* Dataset entries *

## BEGIN

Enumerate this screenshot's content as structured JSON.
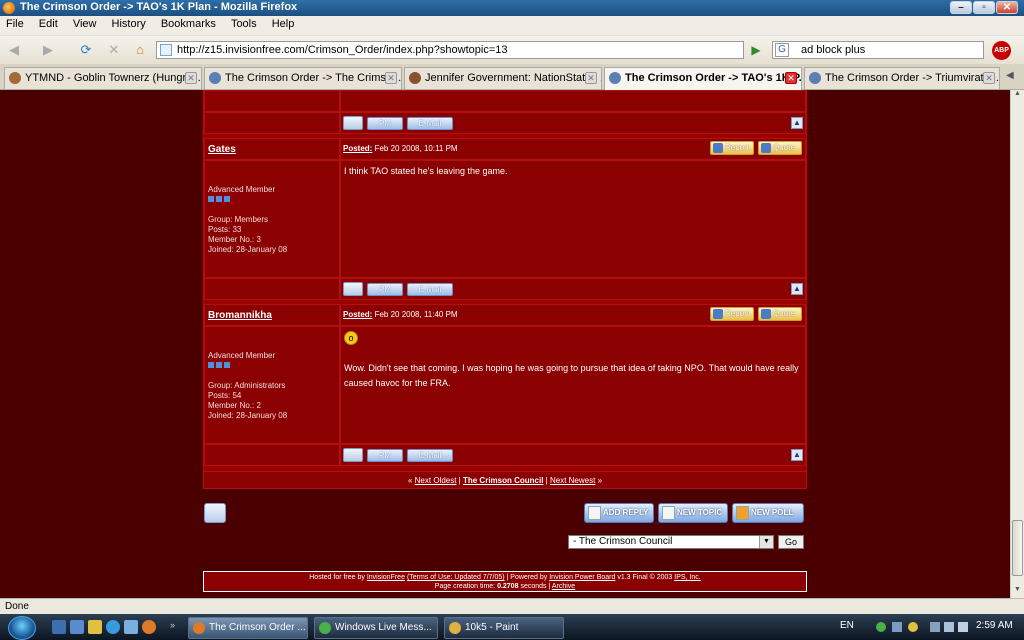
{
  "window": {
    "title": "The Crimson Order -> TAO's 1K Plan - Mozilla Firefox"
  },
  "menu": [
    "File",
    "Edit",
    "View",
    "History",
    "Bookmarks",
    "Tools",
    "Help"
  ],
  "url": "http://z15.invisionfree.com/Crimson_Order/index.php?showtopic=13",
  "search": {
    "value": "ad block plus"
  },
  "abp_label": "ABP",
  "tabs": [
    {
      "label": "YTMND - Goblin Townerz (Hungry ..."
    },
    {
      "label": "The Crimson Order -> The Crimso..."
    },
    {
      "label": "Jennifer Government: NationStates ..."
    },
    {
      "label": "The Crimson Order -> TAO's 1K P..."
    },
    {
      "label": "The Crimson Order -> Triumvirate: ..."
    }
  ],
  "post_buttons": {
    "pm": "PM",
    "email": "E-Mail",
    "report": "Report",
    "quote": "Quote"
  },
  "posts": [
    {
      "author": "Gates",
      "rank": "Advanced Member",
      "group": "Group: Members",
      "posts": "Posts: 33",
      "member_no": "Member No.: 3",
      "joined": "Joined: 28-January 08",
      "posted_label": "Posted:",
      "date": "Feb 20 2008, 10:11 PM",
      "message": "I think TAO stated he's leaving the game."
    },
    {
      "author": "Bromannikha",
      "rank": "Advanced Member",
      "group": "Group: Administrators",
      "posts": "Posts: 54",
      "member_no": "Member No.: 2",
      "joined": "Joined: 28-January 08",
      "posted_label": "Posted:",
      "date": "Feb 20 2008, 11:40 PM",
      "message": "Wow. Didn't see that coming. I was hoping he was going to pursue that idea of taking NPO. That would have really caused havoc for the FRA."
    }
  ],
  "pager": {
    "prefix": "«",
    "oldest": "Next Oldest",
    "sep1": "|",
    "council": "The Crimson Council",
    "sep2": "|",
    "newest": "Next Newest",
    "suffix": "»"
  },
  "actions": {
    "add_reply": "ADD REPLY",
    "new_topic": "NEW TOPIC",
    "new_poll": "NEW POLL"
  },
  "jump": {
    "selected": "- The Crimson Council",
    "go": "Go"
  },
  "footer": {
    "hosted": "Hosted for free by",
    "invisionfree": "InvisionFree",
    "terms": "(Terms of Use: Updated 7/7/05)",
    "powered": "| Powered by",
    "ipb": "Invision Power Board",
    "version": "v1.3 Final © 2003",
    "ips": "IPS, Inc.",
    "creation": "Page creation time:",
    "time": "0.2708",
    "seconds": "seconds |",
    "archive": "Archive"
  },
  "status": "Done",
  "taskbar": {
    "items": [
      {
        "label": "The Crimson Order ..."
      },
      {
        "label": "Windows Live Mess..."
      },
      {
        "label": "10k5 - Paint"
      }
    ],
    "lang": "EN",
    "time": "2:59 AM"
  }
}
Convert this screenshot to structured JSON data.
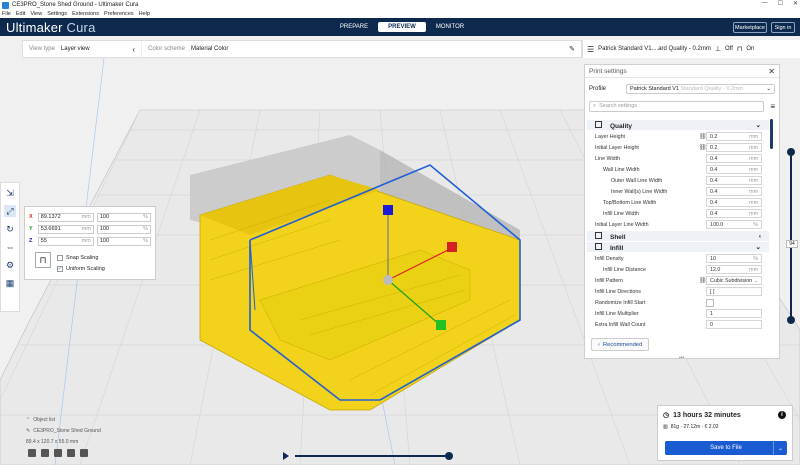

## END

* Exercise aim *
Leave out the pictures and copy the rest of the material above exactly.

* Answer to this exercise *
Enumerate this screenshot's content as structured JSON.
{
  "window": {
    "title": "The Crimson Order -> TAO's 1K Plan - Mozilla Firefox"
  },
  "menu": [
    "File",
    "Edit",
    "View",
    "History",
    "Bookmarks",
    "Tools",
    "Help"
  ],
  "url": "http://z15.invisionfree.com/Crimson_Order/index.php?showtopic=13",
  "search": {
    "value": "ad block plus"
  },
  "abp_label": "ABP",
  "tabs": [
    {
      "label": "YTMND - Goblin Townerz (Hungry ..."
    },
    {
      "label": "The Crimson Order -> The Crimso..."
    },
    {
      "label": "Jennifer Government: NationStates ..."
    },
    {
      "label": "The Crimson Order -> TAO's 1K P..."
    },
    {
      "label": "The Crimson Order -> Triumvirate: ..."
    }
  ],
  "post_buttons": {
    "pm": "PM",
    "email": "E-Mail",
    "report": "Report",
    "quote": "Quote"
  },
  "posts": [
    {
      "author": "Gates",
      "rank": "Advanced Member",
      "group": "Group: Members",
      "posts": "Posts: 33",
      "member_no": "Member No.: 3",
      "joined": "Joined: 28-January 08",
      "posted_label": "Posted:",
      "date": "Feb 20 2008, 10:11 PM",
      "message": "I think TAO stated he's leaving the game."
    },
    {
      "author": "Bromannikha",
      "rank": "Advanced Member",
      "group": "Group: Administrators",
      "posts": "Posts: 54",
      "member_no": "Member No.: 2",
      "joined": "Joined: 28-January 08",
      "posted_label": "Posted:",
      "date": "Feb 20 2008, 11:40 PM",
      "message": "Wow. Didn't see that coming. I was hoping he was going to pursue that idea of taking NPO. That would have really caused havoc for the FRA."
    }
  ],
  "pager": {
    "prefix": "«",
    "oldest": "Next Oldest",
    "sep1": "|",
    "council": "The Crimson Council",
    "sep2": "|",
    "newest": "Next Newest",
    "suffix": "»"
  },
  "actions": {
    "add_reply": "ADD REPLY",
    "new_topic": "NEW TOPIC",
    "new_poll": "NEW POLL"
  },
  "jump": {
    "selected": "- The Crimson Council",
    "go": "Go"
  },
  "footer": {
    "hosted": "Hosted for free by",
    "invisionfree": "InvisionFree",
    "terms": "(Terms of Use: Updated 7/7/05)",
    "powered": "| Powered by",
    "ipb": "Invision Power Board",
    "version": "v1.3 Final © 2003",
    "ips": "IPS, Inc.",
    "creation": "Page creation time:",
    "time": "0.2708",
    "seconds": "seconds |",
    "archive": "Archive"
  },
  "status": "Done",
  "taskbar": {
    "items": [
      {
        "label": "The Crimson Order ..."
      },
      {
        "label": "Windows Live Mess..."
      },
      {
        "label": "10k5 - Paint"
      }
    ],
    "lang": "EN",
    "time": "2:59 AM"
  }
}
Convert this screenshot to structured JSON data.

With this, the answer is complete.